#### [Written tasks]
1. Edit the passage on Netanyahu's meeting with evangelical leaders between "Other notable participants" and "various CNP events.", inclusive, and give that portion back with "coordinating body" changed to "organizing body".
2. In the passage on Netanyahu's meeting with evangelical leaders, which organization does Mike Evans head?

____ Selected extract

The campaign has been under discussion for well over a year. On July 24, 2024, the JNS (Jewish News Syndicate) reported that Israeli Prime Minister Benjamin Netanyahu had met with some 15 to 20 American evangelical leaders the previous day in Washington, D.C. to discuss how to amplify their support. The gathering included Family Research Council President Tony Perkins, televangelist Paula White, and Texas pastor John Hagee, founder and chair of Christians United for Israel (whose support for Israel incorporates the prediction that come Armageddon, Israel will be covered in “a sea of human blood”).
Other notable participants included Ralph Reed, head of the Faith and Freedom Coalition, a key partner in the operations; Mat Staver, head of Liberty Counsel; and Jack Graham, pastor of the Prestonwood Baptist Church (who counts White House chief of staff Susie Wiles as a friend and the daughter of a congregant). The pastors were greeted by US Ambassador to Israel Mike Huckabee, who proclaimed that he also serves as “an ambassador for the kingdom [of God].” Reed and Staver are members of the Board of Governors of the Council for National Policy, the influential right-wing coordinating body whose members have played a crucial role in Trump’s rise to power. Graham and Huckabee, friends of the organization, have spoken at various CNP events.
That meeting contributed to a larger project organized by Mike Evans, the head of The Friends of Zion Heritage Center in Jerusalem, a longtime convener of American evangelical leaders in Israel. Evans, the son of a non-practicing Jewish mother from the Soviet Union who converted to evangelical Christianity, has long served as a bridge between Israeli officials and American Christian Zionists. Netanyahu, Evans told JNS, “is the leader of the evangelical movement of the world. He has more support among the evangelicals globally than even Donald Trump. There’s no person on the planet that is more respected by evangelicals than Benjamin Netanyahu, and part of it’s because he understands us and he’s been an advocate of close relations with us from the very beginning.”

________
____ Extracted records

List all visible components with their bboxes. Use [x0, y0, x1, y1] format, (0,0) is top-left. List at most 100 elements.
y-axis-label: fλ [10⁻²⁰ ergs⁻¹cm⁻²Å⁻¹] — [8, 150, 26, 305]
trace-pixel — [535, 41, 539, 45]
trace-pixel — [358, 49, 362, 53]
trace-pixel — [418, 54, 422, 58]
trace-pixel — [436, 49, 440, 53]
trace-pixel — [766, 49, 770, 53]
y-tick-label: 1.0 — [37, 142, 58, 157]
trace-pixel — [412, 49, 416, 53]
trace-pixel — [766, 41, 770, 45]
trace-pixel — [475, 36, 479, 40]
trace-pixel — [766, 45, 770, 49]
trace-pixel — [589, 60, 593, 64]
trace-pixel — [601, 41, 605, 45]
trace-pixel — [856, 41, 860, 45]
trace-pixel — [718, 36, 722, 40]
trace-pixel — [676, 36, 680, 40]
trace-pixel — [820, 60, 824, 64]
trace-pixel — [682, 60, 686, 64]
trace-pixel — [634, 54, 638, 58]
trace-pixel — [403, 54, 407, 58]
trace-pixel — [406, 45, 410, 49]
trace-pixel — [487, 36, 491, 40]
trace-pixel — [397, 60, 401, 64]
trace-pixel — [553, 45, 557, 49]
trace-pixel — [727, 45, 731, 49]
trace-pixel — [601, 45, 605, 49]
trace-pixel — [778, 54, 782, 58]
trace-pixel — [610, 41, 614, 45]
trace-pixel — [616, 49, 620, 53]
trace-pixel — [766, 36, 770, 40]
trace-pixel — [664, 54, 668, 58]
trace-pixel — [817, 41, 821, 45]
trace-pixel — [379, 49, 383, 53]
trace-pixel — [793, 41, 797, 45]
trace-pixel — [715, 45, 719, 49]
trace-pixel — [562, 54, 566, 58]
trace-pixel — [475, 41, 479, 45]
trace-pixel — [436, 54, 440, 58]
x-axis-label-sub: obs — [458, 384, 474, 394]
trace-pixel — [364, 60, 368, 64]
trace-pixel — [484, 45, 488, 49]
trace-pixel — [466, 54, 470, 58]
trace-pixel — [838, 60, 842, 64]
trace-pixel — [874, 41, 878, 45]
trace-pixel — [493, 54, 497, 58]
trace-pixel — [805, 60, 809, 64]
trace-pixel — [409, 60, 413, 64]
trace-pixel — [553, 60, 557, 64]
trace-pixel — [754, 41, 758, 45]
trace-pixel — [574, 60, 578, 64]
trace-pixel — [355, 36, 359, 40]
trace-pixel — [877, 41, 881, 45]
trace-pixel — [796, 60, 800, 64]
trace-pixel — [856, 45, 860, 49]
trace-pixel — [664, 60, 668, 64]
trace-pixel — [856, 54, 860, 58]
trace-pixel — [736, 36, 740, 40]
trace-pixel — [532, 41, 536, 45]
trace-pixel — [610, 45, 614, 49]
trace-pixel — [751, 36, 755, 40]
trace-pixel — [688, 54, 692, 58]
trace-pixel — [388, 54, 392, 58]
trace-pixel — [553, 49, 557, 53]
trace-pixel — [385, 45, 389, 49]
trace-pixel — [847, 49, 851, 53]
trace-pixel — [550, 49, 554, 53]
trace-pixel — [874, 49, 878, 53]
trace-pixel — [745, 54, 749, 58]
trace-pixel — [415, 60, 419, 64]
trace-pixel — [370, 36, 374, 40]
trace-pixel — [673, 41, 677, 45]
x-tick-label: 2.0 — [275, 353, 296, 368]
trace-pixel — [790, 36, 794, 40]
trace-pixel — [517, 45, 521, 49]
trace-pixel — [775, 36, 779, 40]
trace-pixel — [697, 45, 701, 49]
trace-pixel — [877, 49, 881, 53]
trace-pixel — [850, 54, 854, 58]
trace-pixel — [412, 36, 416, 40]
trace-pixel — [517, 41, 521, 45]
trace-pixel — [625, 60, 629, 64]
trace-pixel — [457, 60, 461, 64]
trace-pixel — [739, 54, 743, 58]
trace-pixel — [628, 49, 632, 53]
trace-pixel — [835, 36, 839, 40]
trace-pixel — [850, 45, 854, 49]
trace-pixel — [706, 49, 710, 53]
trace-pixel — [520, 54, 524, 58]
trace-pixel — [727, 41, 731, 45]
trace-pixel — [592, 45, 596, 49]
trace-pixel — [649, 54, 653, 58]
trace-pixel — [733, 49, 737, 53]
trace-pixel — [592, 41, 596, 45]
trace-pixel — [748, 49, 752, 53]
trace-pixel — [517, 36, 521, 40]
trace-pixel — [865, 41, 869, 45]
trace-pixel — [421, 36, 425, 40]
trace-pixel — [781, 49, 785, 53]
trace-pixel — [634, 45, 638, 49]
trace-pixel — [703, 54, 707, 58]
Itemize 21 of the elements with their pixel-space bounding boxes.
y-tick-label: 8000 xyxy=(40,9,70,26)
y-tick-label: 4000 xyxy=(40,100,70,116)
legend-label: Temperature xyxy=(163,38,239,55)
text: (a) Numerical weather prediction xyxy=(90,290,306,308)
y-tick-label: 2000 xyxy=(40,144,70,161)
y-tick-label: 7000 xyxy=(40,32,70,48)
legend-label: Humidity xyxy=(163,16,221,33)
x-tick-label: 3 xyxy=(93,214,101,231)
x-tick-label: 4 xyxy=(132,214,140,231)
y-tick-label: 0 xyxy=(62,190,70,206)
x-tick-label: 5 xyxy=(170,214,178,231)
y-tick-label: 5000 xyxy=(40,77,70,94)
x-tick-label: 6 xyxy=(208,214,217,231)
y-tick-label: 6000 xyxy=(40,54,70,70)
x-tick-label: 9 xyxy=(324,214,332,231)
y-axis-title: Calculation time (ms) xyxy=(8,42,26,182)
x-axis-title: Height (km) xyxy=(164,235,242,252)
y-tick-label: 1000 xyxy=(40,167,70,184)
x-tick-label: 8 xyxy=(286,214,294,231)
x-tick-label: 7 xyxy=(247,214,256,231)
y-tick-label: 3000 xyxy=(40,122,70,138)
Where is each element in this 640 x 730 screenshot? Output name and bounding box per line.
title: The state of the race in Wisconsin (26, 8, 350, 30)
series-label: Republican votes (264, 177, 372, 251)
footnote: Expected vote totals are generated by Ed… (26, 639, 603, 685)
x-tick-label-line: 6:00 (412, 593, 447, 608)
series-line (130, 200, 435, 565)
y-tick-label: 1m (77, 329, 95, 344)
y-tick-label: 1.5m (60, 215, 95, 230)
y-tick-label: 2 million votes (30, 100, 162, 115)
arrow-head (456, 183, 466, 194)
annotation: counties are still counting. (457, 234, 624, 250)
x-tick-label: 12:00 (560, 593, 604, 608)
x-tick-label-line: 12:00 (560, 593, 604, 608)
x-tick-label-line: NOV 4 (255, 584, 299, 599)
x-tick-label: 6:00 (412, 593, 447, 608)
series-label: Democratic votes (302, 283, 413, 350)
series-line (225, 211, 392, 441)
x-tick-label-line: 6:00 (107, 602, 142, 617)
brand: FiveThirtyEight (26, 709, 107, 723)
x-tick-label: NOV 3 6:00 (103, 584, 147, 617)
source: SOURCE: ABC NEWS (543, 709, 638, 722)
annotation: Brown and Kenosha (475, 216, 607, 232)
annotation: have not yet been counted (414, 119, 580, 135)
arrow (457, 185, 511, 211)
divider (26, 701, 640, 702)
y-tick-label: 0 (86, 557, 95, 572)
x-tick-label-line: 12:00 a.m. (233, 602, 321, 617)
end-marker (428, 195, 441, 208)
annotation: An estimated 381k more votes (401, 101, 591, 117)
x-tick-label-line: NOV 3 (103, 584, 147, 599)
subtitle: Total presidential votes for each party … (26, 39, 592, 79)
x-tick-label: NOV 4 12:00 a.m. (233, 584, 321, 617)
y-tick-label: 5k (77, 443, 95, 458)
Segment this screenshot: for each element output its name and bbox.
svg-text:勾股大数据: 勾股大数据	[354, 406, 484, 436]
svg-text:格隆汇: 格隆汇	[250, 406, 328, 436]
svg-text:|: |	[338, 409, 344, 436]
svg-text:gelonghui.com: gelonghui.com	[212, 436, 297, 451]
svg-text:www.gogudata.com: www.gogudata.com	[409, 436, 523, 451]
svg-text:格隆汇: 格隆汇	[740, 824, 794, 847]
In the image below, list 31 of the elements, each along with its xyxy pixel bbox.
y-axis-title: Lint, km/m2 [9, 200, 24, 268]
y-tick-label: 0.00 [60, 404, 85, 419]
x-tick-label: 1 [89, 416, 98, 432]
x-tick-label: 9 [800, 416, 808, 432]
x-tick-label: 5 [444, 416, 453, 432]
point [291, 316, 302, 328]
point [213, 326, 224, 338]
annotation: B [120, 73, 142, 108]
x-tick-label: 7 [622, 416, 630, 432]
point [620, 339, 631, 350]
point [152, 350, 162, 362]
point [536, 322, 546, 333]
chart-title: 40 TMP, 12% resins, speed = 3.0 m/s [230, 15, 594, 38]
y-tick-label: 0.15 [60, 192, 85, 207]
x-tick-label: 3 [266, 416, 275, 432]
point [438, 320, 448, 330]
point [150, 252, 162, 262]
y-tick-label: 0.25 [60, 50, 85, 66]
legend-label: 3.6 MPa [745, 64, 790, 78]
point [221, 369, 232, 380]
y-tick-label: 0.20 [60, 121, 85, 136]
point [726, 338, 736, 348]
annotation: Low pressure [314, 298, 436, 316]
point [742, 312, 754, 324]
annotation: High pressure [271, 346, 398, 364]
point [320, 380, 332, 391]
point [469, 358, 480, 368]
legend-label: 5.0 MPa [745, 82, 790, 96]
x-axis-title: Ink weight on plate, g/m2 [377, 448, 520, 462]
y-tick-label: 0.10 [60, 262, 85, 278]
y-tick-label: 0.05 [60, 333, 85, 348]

________

#### [Solutions]
1.
Other notable participants included Ralph Reed, head of the Faith and Freedom Coalition, a key partner in the operations; Mat Staver, head of Liberty Counsel; and Jack Graham, pastor of the Prestonwood Baptist Church (who counts White House chief of staff Susie Wiles as a friend and the daughter of a congregant). The pastors were greeted by US Ambassador to Israel Mike Huckabee, who proclaimed that he also serves as “an ambassador for the kingdom [of God].” Reed and Staver are members of the Board of Governors of the Council for National Policy, the influential right-wing organizing body whose members have played a crucial role in Trump’s rise to power. Graham and Huckabee, friends of the organization, have spoken at various CNP events.

2. The Friends of Zion Heritage Center in Jerusalem.